Written exercise.
Will you give the material below again, every line exactly as it is?

═════ Records provided ═════

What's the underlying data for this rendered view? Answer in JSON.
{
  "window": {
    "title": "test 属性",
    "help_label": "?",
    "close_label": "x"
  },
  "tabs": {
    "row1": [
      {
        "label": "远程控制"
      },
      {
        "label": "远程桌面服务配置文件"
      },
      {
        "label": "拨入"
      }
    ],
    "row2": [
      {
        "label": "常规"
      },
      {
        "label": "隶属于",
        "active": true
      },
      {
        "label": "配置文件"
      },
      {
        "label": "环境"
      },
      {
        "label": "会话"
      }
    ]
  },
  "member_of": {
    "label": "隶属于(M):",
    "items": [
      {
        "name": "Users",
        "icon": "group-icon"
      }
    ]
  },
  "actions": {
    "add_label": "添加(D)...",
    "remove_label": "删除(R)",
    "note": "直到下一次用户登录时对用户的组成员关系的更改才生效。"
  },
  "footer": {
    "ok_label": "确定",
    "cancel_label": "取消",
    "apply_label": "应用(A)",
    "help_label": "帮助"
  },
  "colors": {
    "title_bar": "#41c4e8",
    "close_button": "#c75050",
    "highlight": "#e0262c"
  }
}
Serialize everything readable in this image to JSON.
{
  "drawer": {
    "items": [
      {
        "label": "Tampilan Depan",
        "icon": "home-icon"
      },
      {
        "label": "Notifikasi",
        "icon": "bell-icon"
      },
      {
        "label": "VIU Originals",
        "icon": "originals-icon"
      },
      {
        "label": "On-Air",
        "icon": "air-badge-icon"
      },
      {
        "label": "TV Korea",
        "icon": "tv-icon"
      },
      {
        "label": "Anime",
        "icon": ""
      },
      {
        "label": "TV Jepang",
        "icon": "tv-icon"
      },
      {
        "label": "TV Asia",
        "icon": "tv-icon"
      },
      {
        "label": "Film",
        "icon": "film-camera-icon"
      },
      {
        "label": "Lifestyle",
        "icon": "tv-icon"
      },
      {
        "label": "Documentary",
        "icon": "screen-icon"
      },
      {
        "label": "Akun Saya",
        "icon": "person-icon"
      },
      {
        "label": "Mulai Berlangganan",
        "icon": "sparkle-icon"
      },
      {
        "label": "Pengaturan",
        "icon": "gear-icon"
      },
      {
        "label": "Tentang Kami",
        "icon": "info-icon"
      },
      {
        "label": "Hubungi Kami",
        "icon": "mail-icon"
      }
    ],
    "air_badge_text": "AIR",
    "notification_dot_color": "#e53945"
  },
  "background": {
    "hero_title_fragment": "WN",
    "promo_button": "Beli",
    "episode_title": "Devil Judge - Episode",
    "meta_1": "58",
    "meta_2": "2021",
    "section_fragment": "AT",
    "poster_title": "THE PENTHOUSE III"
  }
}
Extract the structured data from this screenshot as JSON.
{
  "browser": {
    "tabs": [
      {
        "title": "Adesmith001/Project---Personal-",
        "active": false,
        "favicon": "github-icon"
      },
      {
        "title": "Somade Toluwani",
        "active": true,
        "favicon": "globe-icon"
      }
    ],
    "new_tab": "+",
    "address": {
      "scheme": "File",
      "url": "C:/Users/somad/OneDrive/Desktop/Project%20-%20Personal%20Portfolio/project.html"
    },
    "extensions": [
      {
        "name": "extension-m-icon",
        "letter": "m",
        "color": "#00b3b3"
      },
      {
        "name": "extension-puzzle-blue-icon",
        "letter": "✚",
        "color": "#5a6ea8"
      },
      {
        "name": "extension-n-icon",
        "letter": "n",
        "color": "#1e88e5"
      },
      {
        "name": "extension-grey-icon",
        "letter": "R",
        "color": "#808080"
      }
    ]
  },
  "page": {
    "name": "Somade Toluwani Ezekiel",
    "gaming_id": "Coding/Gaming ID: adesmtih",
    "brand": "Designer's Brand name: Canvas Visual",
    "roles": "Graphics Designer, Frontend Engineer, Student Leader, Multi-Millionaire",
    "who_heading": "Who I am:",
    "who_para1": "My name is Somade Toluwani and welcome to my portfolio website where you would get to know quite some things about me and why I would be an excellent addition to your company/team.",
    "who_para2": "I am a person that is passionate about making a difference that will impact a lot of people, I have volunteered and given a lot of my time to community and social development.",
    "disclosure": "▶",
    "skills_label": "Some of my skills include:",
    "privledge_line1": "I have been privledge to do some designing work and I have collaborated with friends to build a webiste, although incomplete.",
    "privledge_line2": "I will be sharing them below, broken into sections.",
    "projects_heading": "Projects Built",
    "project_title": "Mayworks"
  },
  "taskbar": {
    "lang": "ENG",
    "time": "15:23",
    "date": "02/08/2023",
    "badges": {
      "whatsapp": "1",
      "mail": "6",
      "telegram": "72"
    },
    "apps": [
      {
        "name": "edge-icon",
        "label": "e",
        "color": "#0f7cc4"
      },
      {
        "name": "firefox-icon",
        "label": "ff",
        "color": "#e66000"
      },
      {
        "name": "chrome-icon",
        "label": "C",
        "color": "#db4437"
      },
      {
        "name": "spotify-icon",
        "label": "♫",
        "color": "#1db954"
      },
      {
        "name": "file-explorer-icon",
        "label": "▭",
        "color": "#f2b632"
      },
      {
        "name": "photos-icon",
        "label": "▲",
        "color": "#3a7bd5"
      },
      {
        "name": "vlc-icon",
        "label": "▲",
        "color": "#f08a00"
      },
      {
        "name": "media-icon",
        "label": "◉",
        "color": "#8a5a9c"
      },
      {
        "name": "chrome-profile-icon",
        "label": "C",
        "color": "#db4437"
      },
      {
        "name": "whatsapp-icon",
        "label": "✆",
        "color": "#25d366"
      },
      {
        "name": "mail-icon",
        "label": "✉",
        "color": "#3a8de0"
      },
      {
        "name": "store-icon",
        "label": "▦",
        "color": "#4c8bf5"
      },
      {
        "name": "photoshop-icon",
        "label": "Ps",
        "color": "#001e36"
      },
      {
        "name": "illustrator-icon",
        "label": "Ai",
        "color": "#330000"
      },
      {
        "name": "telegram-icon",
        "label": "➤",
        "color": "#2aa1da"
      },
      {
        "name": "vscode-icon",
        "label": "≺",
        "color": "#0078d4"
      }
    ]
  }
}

═════

Response to the task.
What's the underlying data for this rendered view? Answer in JSON.
{
  "window": {
    "title": "test 属性",
    "help_label": "?",
    "close_label": "x"
  },
  "tabs": {
    "row1": [
      {
        "label": "远程控制"
      },
      {
        "label": "远程桌面服务配置文件"
      },
      {
        "label": "拨入"
      }
    ],
    "row2": [
      {
        "label": "常规"
      },
      {
        "label": "隶属于",
        "active": true
      },
      {
        "label": "配置文件"
      },
      {
        "label": "环境"
      },
      {
        "label": "会话"
      }
    ]
  },
  "member_of": {
    "label": "隶属于(M):",
    "items": [
      {
        "name": "Users",
        "icon": "group-icon"
      }
    ]
  },
  "actions": {
    "add_label": "添加(D)...",
    "remove_label": "删除(R)",
    "note": "直到下一次用户登录时对用户的组成员关系的更改才生效。"
  },
  "footer": {
    "ok_label": "确定",
    "cancel_label": "取消",
    "apply_label": "应用(A)",
    "help_label": "帮助"
  },
  "colors": {
    "title_bar": "#41c4e8",
    "close_button": "#c75050",
    "highlight": "#e0262c"
  }
}
Serialize everything readable in this image to JSON.
{
  "drawer": {
    "items": [
      {
        "label": "Tampilan Depan",
        "icon": "home-icon"
      },
      {
        "label": "Notifikasi",
        "icon": "bell-icon"
      },
      {
        "label": "VIU Originals",
        "icon": "originals-icon"
      },
      {
        "label": "On-Air",
        "icon": "air-badge-icon"
      },
      {
        "label": "TV Korea",
        "icon": "tv-icon"
      },
      {
        "label": "Anime",
        "icon": ""
      },
      {
        "label": "TV Jepang",
        "icon": "tv-icon"
      },
      {
        "label": "TV Asia",
        "icon": "tv-icon"
      },
      {
        "label": "Film",
        "icon": "film-camera-icon"
      },
      {
        "label": "Lifestyle",
        "icon": "tv-icon"
      },
      {
        "label": "Documentary",
        "icon": "screen-icon"
      },
      {
        "label": "Akun Saya",
        "icon": "person-icon"
      },
      {
        "label": "Mulai Berlangganan",
        "icon": "sparkle-icon"
      },
      {
        "label": "Pengaturan",
        "icon": "gear-icon"
      },
      {
        "label": "Tentang Kami",
        "icon": "info-icon"
      },
      {
        "label": "Hubungi Kami",
        "icon": "mail-icon"
      }
    ],
    "air_badge_text": "AIR",
    "notification_dot_color": "#e53945"
  },
  "background": {
    "hero_title_fragment": "WN",
    "promo_button": "Beli",
    "episode_title": "Devil Judge - Episode",
    "meta_1": "58",
    "meta_2": "2021",
    "section_fragment": "AT",
    "poster_title": "THE PENTHOUSE III"
  }
}
Extract the structured data from this screenshot as JSON.
{
  "browser": {
    "tabs": [
      {
        "title": "Adesmith001/Project---Personal-",
        "active": false,
        "favicon": "github-icon"
      },
      {
        "title": "Somade Toluwani",
        "active": true,
        "favicon": "globe-icon"
      }
    ],
    "new_tab": "+",
    "address": {
      "scheme": "File",
      "url": "C:/Users/somad/OneDrive/Desktop/Project%20-%20Personal%20Portfolio/project.html"
    },
    "extensions": [
      {
        "name": "extension-m-icon",
        "letter": "m",
        "color": "#00b3b3"
      },
      {
        "name": "extension-puzzle-blue-icon",
        "letter": "✚",
        "color": "#5a6ea8"
      },
      {
        "name": "extension-n-icon",
        "letter": "n",
        "color": "#1e88e5"
      },
      {
        "name": "extension-grey-icon",
        "letter": "R",
        "color": "#808080"
      }
    ]
  },
  "page": {
    "name": "Somade Toluwani Ezekiel",
    "gaming_id": "Coding/Gaming ID: adesmtih",
    "brand": "Designer's Brand name: Canvas Visual",
    "roles": "Graphics Designer, Frontend Engineer, Student Leader, Multi-Millionaire",
    "who_heading": "Who I am:",
    "who_para1": "My name is Somade Toluwani and welcome to my portfolio website where you would get to know quite some things about me and why I would be an excellent addition to your company/team.",
    "who_para2": "I am a person that is passionate about making a difference that will impact a lot of people, I have volunteered and given a lot of my time to community and social development.",
    "disclosure": "▶",
    "skills_label": "Some of my skills include:",
    "privledge_line1": "I have been privledge to do some designing work and I have collaborated with friends to build a webiste, although incomplete.",
    "privledge_line2": "I will be sharing them below, broken into sections.",
    "projects_heading": "Projects Built",
    "project_title": "Mayworks"
  },
  "taskbar": {
    "lang": "ENG",
    "time": "15:23",
    "date": "02/08/2023",
    "badges": {
      "whatsapp": "1",
      "mail": "6",
      "telegram": "72"
    },
    "apps": [
      {
        "name": "edge-icon",
        "label": "e",
        "color": "#0f7cc4"
      },
      {
        "name": "firefox-icon",
        "label": "ff",
        "color": "#e66000"
      },
      {
        "name": "chrome-icon",
        "label": "C",
        "color": "#db4437"
      },
      {
        "name": "spotify-icon",
        "label": "♫",
        "color": "#1db954"
      },
      {
        "name": "file-explorer-icon",
        "label": "▭",
        "color": "#f2b632"
      },
      {
        "name": "photos-icon",
        "label": "▲",
        "color": "#3a7bd5"
      },
      {
        "name": "vlc-icon",
        "label": "▲",
        "color": "#f08a00"
      },
      {
        "name": "media-icon",
        "label": "◉",
        "color": "#8a5a9c"
      },
      {
        "name": "chrome-profile-icon",
        "label": "C",
        "color": "#db4437"
      },
      {
        "name": "whatsapp-icon",
        "label": "✆",
        "color": "#25d366"
      },
      {
        "name": "mail-icon",
        "label": "✉",
        "color": "#3a8de0"
      },
      {
        "name": "store-icon",
        "label": "▦",
        "color": "#4c8bf5"
      },
      {
        "name": "photoshop-icon",
        "label": "Ps",
        "color": "#001e36"
      },
      {
        "name": "illustrator-icon",
        "label": "Ai",
        "color": "#330000"
      },
      {
        "name": "telegram-icon",
        "label": "➤",
        "color": "#2aa1da"
      },
      {
        "name": "vscode-icon",
        "label": "≺",
        "color": "#0078d4"
      }
    ]
  }
}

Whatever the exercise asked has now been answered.